##### Record excerpts #####
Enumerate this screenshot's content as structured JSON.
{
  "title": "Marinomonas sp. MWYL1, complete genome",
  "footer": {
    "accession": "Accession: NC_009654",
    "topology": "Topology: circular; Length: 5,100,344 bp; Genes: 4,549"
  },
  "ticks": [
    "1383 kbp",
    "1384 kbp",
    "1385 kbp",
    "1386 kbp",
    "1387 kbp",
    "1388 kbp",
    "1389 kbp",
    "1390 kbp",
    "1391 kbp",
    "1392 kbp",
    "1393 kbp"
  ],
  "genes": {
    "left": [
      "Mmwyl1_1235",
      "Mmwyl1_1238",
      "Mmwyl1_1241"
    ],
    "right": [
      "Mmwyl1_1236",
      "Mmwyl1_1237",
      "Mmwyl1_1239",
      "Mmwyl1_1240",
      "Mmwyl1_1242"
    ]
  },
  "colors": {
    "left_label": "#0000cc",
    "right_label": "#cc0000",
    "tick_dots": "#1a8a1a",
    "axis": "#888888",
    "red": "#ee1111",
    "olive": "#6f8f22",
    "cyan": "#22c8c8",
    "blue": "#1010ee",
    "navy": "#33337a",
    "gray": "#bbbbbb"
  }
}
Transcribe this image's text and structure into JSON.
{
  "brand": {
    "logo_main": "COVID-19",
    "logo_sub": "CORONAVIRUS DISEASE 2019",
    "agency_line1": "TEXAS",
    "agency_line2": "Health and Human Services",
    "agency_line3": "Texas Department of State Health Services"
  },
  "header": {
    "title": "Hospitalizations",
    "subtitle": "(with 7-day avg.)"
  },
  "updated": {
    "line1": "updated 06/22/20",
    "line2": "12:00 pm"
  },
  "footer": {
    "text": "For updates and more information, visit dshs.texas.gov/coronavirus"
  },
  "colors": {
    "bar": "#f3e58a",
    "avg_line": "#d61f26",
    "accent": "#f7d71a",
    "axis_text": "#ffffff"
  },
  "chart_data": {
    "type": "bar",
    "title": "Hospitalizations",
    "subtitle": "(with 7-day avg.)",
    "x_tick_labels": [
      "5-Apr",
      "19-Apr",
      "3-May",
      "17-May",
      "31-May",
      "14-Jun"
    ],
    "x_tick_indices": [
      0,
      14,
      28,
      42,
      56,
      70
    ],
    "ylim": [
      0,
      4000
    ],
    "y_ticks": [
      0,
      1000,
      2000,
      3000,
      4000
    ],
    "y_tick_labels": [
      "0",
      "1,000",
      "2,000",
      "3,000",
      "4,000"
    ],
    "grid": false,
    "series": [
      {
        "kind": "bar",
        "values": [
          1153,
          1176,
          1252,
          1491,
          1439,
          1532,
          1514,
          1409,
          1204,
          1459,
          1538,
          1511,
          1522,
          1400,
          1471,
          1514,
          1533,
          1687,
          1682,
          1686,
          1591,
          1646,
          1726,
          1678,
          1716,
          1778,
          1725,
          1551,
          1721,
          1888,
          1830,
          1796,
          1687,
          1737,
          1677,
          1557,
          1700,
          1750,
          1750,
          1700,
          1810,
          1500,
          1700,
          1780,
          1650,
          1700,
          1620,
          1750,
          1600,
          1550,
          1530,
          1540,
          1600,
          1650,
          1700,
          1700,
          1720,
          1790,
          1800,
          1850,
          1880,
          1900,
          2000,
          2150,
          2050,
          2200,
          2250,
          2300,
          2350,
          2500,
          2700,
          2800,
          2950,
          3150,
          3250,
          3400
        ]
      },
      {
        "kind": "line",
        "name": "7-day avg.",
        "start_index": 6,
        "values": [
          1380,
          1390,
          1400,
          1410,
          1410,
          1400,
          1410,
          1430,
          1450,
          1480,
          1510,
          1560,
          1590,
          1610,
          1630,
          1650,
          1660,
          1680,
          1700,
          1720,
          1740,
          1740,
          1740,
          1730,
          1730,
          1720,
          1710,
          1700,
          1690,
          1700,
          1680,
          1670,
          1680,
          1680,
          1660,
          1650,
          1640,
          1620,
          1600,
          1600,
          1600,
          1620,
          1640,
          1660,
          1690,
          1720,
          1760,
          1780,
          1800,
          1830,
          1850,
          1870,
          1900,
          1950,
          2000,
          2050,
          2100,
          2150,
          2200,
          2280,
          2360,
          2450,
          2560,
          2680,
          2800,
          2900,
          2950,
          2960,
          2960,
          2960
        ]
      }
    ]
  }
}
#####
=== The problem ===
A word-for-word copy of the data is what should be returned.

=== Final answer ===
Enumerate this screenshot's content as structured JSON.
{
  "title": "Marinomonas sp. MWYL1, complete genome",
  "footer": {
    "accession": "Accession: NC_009654",
    "topology": "Topology: circular; Length: 5,100,344 bp; Genes: 4,549"
  },
  "ticks": [
    "1383 kbp",
    "1384 kbp",
    "1385 kbp",
    "1386 kbp",
    "1387 kbp",
    "1388 kbp",
    "1389 kbp",
    "1390 kbp",
    "1391 kbp",
    "1392 kbp",
    "1393 kbp"
  ],
  "genes": {
    "left": [
      "Mmwyl1_1235",
      "Mmwyl1_1238",
      "Mmwyl1_1241"
    ],
    "right": [
      "Mmwyl1_1236",
      "Mmwyl1_1237",
      "Mmwyl1_1239",
      "Mmwyl1_1240",
      "Mmwyl1_1242"
    ]
  },
  "colors": {
    "left_label": "#0000cc",
    "right_label": "#cc0000",
    "tick_dots": "#1a8a1a",
    "axis": "#888888",
    "red": "#ee1111",
    "olive": "#6f8f22",
    "cyan": "#22c8c8",
    "blue": "#1010ee",
    "navy": "#33337a",
    "gray": "#bbbbbb"
  }
}
Transcribe this image's text and structure into JSON.
{
  "brand": {
    "logo_main": "COVID-19",
    "logo_sub": "CORONAVIRUS DISEASE 2019",
    "agency_line1": "TEXAS",
    "agency_line2": "Health and Human Services",
    "agency_line3": "Texas Department of State Health Services"
  },
  "header": {
    "title": "Hospitalizations",
    "subtitle": "(with 7-day avg.)"
  },
  "updated": {
    "line1": "updated 06/22/20",
    "line2": "12:00 pm"
  },
  "footer": {
    "text": "For updates and more information, visit dshs.texas.gov/coronavirus"
  },
  "colors": {
    "bar": "#f3e58a",
    "avg_line": "#d61f26",
    "accent": "#f7d71a",
    "axis_text": "#ffffff"
  },
  "chart_data": {
    "type": "bar",
    "title": "Hospitalizations",
    "subtitle": "(with 7-day avg.)",
    "x_tick_labels": [
      "5-Apr",
      "19-Apr",
      "3-May",
      "17-May",
      "31-May",
      "14-Jun"
    ],
    "x_tick_indices": [
      0,
      14,
      28,
      42,
      56,
      70
    ],
    "ylim": [
      0,
      4000
    ],
    "y_ticks": [
      0,
      1000,
      2000,
      3000,
      4000
    ],
    "y_tick_labels": [
      "0",
      "1,000",
      "2,000",
      "3,000",
      "4,000"
    ],
    "grid": false,
    "series": [
      {
        "kind": "bar",
        "values": [
          1153,
          1176,
          1252,
          1491,
          1439,
          1532,
          1514,
          1409,
          1204,
          1459,
          1538,
          1511,
          1522,
          1400,
          1471,
          1514,
          1533,
          1687,
          1682,
          1686,
          1591,
          1646,
          1726,
          1678,
          1716,
          1778,
          1725,
          1551,
          1721,
          1888,
          1830,
          1796,
          1687,
          1737,
          1677,
          1557,
          1700,
          1750,
          1750,
          1700,
          1810,
          1500,
          1700,
          1780,
          1650,
          1700,
          1620,
          1750,
          1600,
          1550,
          1530,
          1540,
          1600,
          1650,
          1700,
          1700,
          1720,
          1790,
          1800,
          1850,
          1880,
          1900,
          2000,
          2150,
          2050,
          2200,
          2250,
          2300,
          2350,
          2500,
          2700,
          2800,
          2950,
          3150,
          3250,
          3400
        ]
      },
      {
        "kind": "line",
        "name": "7-day avg.",
        "start_index": 6,
        "values": [
          1380,
          1390,
          1400,
          1410,
          1410,
          1400,
          1410,
          1430,
          1450,
          1480,
          1510,
          1560,
          1590,
          1610,
          1630,
          1650,
          1660,
          1680,
          1700,
          1720,
          1740,
          1740,
          1740,
          1730,
          1730,
          1720,
          1710,
          1700,
          1690,
          1700,
          1680,
          1670,
          1680,
          1680,
          1660,
          1650,
          1640,
          1620,
          1600,
          1600,
          1600,
          1620,
          1640,
          1660,
          1690,
          1720,
          1760,
          1780,
          1800,
          1830,
          1850,
          1870,
          1900,
          1950,
          2000,
          2050,
          2100,
          2150,
          2200,
          2280,
          2360,
          2450,
          2560,
          2680,
          2800,
          2900,
          2950,
          2960,
          2960,
          2960
        ]
      }
    ]
  }
}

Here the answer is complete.